Can you print the data exactly and leave out each image?

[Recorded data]

++++++++++

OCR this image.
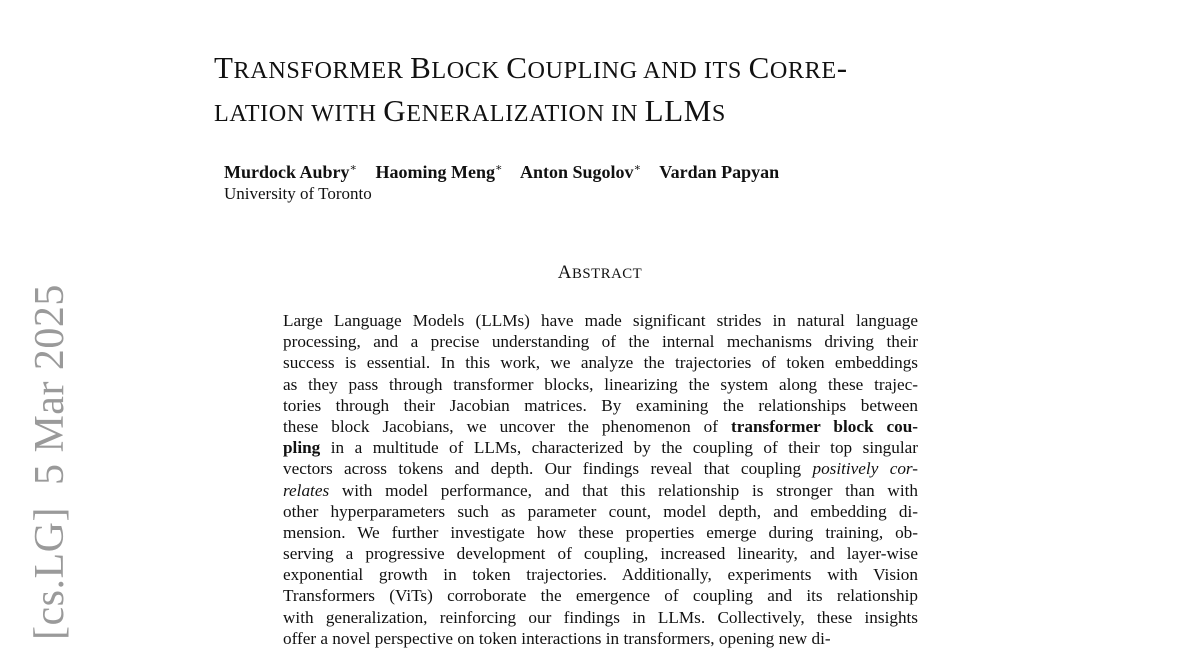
[cs.LG]5 Mar 2025
TRANSFORMER BLOCK COUPLING AND ITS CORRE-
LATION WITH GENERALIZATION IN LLMS
Murdock Aubry∗ Haoming Meng∗ Anton Sugolov∗ Vardan Papyan
University of Toronto
ABSTRACT
Large Language Models (LLMs) have made significant strides in natural language
processing, and a precise understanding of the internal mechanisms driving their
success is essential. In this work, we analyze the trajectories of token embeddings
as they pass through transformer blocks, linearizing the system along these trajec-
tories through their Jacobian matrices. By examining the relationships between
these block Jacobians, we uncover the phenomenon of transformer block cou-
pling in a multitude of LLMs, characterized by the coupling of their top singular
vectors across tokens and depth. Our findings reveal that coupling positively cor-
relates with model performance, and that this relationship is stronger than with
other hyperparameters such as parameter count, model depth, and embedding di-
mension. We further investigate how these properties emerge during training, ob-
serving a progressive development of coupling, increased linearity, and layer-wise
exponential growth in token trajectories. Additionally, experiments with Vision
Transformers (ViTs) corroborate the emergence of coupling and its relationship
with generalization, reinforcing our findings in LLMs. Collectively, these insights
offer a novel perspective on token interactions in transformers, opening new di-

++++++++++

(REPLY TO THE EXERCISE)
OCR this image.
[cs.LG]5 Mar 2025
TRANSFORMER BLOCK COUPLING AND ITS CORRE-
LATION WITH GENERALIZATION IN LLMS
Murdock Aubry∗ Haoming Meng∗ Anton Sugolov∗ Vardan Papyan
University of Toronto
ABSTRACT
Large Language Models (LLMs) have made significant strides in natural language
processing, and a precise understanding of the internal mechanisms driving their
success is essential. In this work, we analyze the trajectories of token embeddings
as they pass through transformer blocks, linearizing the system along these trajec-
tories through their Jacobian matrices. By examining the relationships between
these block Jacobians, we uncover the phenomenon of transformer block cou-
pling in a multitude of LLMs, characterized by the coupling of their top singular
vectors across tokens and depth. Our findings reveal that coupling positively cor-
relates with model performance, and that this relationship is stronger than with
other hyperparameters such as parameter count, model depth, and embedding di-
mension. We further investigate how these properties emerge during training, ob-
serving a progressive development of coupling, increased linearity, and layer-wise
exponential growth in token trajectories. Additionally, experiments with Vision
Transformers (ViTs) corroborate the emergence of coupling and its relationship
with generalization, reinforcing our findings in LLMs. Collectively, these insights
offer a novel perspective on token interactions in transformers, opening new di-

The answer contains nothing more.